» Short task:
Lines that include the word "услуги" are the ones to copy.

» Information provided:
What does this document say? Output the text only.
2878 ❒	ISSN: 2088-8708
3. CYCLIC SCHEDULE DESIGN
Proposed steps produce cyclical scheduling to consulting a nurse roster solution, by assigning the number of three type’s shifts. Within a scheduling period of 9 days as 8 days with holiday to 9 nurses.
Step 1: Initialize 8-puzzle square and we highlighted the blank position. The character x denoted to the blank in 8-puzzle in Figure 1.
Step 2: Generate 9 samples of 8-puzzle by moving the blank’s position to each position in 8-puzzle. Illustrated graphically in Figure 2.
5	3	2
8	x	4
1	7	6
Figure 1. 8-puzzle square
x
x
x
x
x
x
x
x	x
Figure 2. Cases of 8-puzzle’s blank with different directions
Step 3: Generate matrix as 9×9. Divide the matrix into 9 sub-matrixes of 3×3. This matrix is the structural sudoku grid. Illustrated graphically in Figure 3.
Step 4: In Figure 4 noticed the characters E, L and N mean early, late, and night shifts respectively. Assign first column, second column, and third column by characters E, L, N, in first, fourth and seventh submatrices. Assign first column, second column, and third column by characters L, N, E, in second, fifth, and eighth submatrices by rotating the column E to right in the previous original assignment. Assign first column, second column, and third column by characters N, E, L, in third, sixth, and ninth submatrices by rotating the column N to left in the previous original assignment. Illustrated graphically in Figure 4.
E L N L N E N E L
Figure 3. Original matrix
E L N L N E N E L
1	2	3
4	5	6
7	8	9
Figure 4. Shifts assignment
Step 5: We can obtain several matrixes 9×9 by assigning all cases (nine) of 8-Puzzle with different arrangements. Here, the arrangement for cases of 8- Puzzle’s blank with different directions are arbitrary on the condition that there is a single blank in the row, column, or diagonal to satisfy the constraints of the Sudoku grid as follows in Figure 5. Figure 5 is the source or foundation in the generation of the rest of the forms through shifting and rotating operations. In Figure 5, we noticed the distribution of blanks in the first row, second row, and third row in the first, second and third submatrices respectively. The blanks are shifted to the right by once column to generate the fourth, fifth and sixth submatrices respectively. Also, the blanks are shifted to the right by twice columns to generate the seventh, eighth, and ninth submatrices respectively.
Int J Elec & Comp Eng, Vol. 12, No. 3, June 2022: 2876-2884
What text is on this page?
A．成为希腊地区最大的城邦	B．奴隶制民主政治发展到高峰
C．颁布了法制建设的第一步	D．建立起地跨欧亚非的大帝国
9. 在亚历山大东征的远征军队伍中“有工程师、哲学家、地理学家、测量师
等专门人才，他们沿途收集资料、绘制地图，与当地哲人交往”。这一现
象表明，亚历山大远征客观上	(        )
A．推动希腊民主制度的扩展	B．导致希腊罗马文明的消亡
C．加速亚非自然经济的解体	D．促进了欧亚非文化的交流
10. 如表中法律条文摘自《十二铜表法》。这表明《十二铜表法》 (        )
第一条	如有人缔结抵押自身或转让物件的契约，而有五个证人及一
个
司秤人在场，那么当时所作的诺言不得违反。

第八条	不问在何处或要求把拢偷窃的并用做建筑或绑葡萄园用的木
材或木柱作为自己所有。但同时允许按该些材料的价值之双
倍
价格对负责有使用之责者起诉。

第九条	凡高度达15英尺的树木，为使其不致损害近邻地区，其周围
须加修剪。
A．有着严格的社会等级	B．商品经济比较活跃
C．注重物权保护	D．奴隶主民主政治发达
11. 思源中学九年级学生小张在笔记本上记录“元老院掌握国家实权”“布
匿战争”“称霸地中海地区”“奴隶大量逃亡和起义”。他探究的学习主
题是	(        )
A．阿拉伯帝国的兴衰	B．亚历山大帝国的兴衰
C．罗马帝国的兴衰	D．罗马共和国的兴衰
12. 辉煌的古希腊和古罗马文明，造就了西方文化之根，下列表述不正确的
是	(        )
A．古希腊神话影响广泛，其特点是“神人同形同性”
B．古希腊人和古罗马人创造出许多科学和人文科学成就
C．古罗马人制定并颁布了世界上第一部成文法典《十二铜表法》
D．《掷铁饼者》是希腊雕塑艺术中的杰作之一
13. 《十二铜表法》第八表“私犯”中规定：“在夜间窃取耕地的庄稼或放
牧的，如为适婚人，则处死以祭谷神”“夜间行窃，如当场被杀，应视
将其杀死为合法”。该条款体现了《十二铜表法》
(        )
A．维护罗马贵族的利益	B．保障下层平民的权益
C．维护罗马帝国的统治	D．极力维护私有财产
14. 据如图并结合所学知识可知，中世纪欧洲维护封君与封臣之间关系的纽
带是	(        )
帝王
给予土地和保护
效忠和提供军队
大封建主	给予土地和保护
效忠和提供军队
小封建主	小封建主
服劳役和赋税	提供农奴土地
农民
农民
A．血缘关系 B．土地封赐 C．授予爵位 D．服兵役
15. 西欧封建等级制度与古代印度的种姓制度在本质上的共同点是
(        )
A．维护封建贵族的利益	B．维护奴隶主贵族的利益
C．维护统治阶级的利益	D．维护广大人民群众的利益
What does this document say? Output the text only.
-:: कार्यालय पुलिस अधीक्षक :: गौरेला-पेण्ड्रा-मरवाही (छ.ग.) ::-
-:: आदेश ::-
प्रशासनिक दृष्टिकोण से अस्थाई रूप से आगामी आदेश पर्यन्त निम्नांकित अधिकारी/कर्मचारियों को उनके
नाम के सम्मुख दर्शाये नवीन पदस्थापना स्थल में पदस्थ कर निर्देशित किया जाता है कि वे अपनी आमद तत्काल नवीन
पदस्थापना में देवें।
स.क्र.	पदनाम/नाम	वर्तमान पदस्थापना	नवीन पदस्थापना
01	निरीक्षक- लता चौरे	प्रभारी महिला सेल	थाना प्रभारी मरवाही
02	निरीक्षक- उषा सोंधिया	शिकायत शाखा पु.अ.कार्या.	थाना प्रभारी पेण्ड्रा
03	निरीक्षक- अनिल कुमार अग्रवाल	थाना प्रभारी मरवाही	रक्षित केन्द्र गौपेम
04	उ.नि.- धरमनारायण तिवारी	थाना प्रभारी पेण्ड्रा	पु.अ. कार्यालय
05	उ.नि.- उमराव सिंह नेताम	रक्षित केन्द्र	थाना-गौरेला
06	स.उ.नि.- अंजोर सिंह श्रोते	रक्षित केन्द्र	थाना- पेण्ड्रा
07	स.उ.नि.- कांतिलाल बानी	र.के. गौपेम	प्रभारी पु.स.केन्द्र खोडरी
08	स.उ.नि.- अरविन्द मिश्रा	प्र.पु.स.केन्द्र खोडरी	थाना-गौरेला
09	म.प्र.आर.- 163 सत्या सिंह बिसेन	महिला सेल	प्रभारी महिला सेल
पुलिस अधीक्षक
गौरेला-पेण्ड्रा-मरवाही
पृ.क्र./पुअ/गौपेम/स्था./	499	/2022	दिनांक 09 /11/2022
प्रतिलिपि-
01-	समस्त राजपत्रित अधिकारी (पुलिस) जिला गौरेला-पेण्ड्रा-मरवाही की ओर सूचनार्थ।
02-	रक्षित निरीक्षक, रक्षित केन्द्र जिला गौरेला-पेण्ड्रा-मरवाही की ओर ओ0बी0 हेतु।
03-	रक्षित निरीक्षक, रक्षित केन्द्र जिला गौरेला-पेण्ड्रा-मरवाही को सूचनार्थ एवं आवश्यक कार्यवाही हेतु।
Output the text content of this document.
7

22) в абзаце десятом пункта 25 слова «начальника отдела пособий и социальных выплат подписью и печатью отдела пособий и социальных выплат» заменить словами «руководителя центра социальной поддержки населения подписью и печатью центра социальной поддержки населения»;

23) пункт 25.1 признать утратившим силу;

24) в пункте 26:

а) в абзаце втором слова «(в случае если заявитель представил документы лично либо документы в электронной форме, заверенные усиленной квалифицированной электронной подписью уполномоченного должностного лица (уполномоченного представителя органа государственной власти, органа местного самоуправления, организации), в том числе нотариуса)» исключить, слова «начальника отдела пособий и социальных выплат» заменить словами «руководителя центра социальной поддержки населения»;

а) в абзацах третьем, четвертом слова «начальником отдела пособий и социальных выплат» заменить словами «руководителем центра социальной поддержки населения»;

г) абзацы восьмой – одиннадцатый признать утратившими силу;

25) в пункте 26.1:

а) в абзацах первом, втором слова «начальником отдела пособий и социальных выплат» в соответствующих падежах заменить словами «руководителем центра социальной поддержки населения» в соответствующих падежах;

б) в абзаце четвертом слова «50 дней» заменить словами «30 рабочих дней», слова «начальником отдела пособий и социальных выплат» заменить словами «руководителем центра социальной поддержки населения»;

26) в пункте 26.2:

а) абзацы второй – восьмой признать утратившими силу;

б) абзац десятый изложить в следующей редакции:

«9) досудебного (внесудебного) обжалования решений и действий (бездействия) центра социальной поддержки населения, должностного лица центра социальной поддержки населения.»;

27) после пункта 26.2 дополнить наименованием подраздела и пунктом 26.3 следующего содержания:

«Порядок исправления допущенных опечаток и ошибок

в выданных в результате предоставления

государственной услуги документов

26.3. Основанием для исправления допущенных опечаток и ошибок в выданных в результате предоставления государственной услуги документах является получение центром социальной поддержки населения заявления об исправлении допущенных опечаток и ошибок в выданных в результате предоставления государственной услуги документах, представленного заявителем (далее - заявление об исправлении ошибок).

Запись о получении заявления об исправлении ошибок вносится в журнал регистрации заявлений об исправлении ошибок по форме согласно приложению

» Result of the exercise:
государственной услуги документов
26.3. Основанием для исправления допущенных опечаток и ошибок в выданных в результате предоставления государственной услуги документах является получение центром социальной поддержки населения заявления об исправлении допущенных опечаток и ошибок в выданных в результате предоставления государственной услуги документах, представленного заявителем (далее - заявление об исправлении ошибок).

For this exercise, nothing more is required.